:: Stored data ::

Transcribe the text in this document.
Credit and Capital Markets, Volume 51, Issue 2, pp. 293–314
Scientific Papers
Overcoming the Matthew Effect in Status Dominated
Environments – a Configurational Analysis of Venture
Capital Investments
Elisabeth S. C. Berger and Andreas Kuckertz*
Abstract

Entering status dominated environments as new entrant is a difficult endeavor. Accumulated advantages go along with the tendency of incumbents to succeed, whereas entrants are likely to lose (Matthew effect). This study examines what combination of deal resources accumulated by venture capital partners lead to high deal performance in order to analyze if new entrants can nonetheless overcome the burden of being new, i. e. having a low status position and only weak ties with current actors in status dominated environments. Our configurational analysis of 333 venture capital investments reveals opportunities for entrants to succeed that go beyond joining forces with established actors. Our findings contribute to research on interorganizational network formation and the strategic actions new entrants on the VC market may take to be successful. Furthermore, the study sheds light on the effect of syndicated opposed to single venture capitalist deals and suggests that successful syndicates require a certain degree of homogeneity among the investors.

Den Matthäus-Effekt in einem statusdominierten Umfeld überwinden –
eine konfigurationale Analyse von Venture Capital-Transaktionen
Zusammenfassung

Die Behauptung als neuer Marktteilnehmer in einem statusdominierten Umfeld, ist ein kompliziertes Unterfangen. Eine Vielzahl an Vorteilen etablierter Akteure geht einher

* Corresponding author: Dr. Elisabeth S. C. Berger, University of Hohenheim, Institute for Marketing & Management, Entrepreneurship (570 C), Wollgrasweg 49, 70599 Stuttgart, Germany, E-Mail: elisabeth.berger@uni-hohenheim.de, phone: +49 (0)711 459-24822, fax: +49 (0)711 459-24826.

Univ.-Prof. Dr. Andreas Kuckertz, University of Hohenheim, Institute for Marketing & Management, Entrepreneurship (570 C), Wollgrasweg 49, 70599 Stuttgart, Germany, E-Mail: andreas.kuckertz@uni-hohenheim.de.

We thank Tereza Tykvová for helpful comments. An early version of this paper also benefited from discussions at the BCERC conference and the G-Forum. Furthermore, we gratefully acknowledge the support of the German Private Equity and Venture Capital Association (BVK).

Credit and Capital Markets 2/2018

:::

Stated task: Above are the records; copy all of them exactly.

Response to this task:
Transcribe the text in this document.
Credit and Capital Markets, Volume 51, Issue 2, pp. 293–314
Scientific Papers
Overcoming the Matthew Effect in Status Dominated
Environments – a Configurational Analysis of Venture
Capital Investments
Elisabeth S. C. Berger and Andreas Kuckertz*
Abstract

Entering status dominated environments as new entrant is a difficult endeavor. Accumulated advantages go along with the tendency of incumbents to succeed, whereas entrants are likely to lose (Matthew effect). This study examines what combination of deal resources accumulated by venture capital partners lead to high deal performance in order to analyze if new entrants can nonetheless overcome the burden of being new, i. e. having a low status position and only weak ties with current actors in status dominated environments. Our configurational analysis of 333 venture capital investments reveals opportunities for entrants to succeed that go beyond joining forces with established actors. Our findings contribute to research on interorganizational network formation and the strategic actions new entrants on the VC market may take to be successful. Furthermore, the study sheds light on the effect of syndicated opposed to single venture capitalist deals and suggests that successful syndicates require a certain degree of homogeneity among the investors.

Den Matthäus-Effekt in einem statusdominierten Umfeld überwinden –
eine konfigurationale Analyse von Venture Capital-Transaktionen
Zusammenfassung

Die Behauptung als neuer Marktteilnehmer in einem statusdominierten Umfeld, ist ein kompliziertes Unterfangen. Eine Vielzahl an Vorteilen etablierter Akteure geht einher

* Corresponding author: Dr. Elisabeth S. C. Berger, University of Hohenheim, Institute for Marketing & Management, Entrepreneurship (570 C), Wollgrasweg 49, 70599 Stuttgart, Germany, E-Mail: elisabeth.berger@uni-hohenheim.de, phone: +49 (0)711 459-24822, fax: +49 (0)711 459-24826.

Univ.-Prof. Dr. Andreas Kuckertz, University of Hohenheim, Institute for Marketing & Management, Entrepreneurship (570 C), Wollgrasweg 49, 70599 Stuttgart, Germany, E-Mail: andreas.kuckertz@uni-hohenheim.de.

We thank Tereza Tykvová for helpful comments. An early version of this paper also benefited from discussions at the BCERC conference and the G-Forum. Furthermore, we gratefully acknowledge the support of the German Private Equity and Venture Capital Association (BVK).

Credit and Capital Markets 2/2018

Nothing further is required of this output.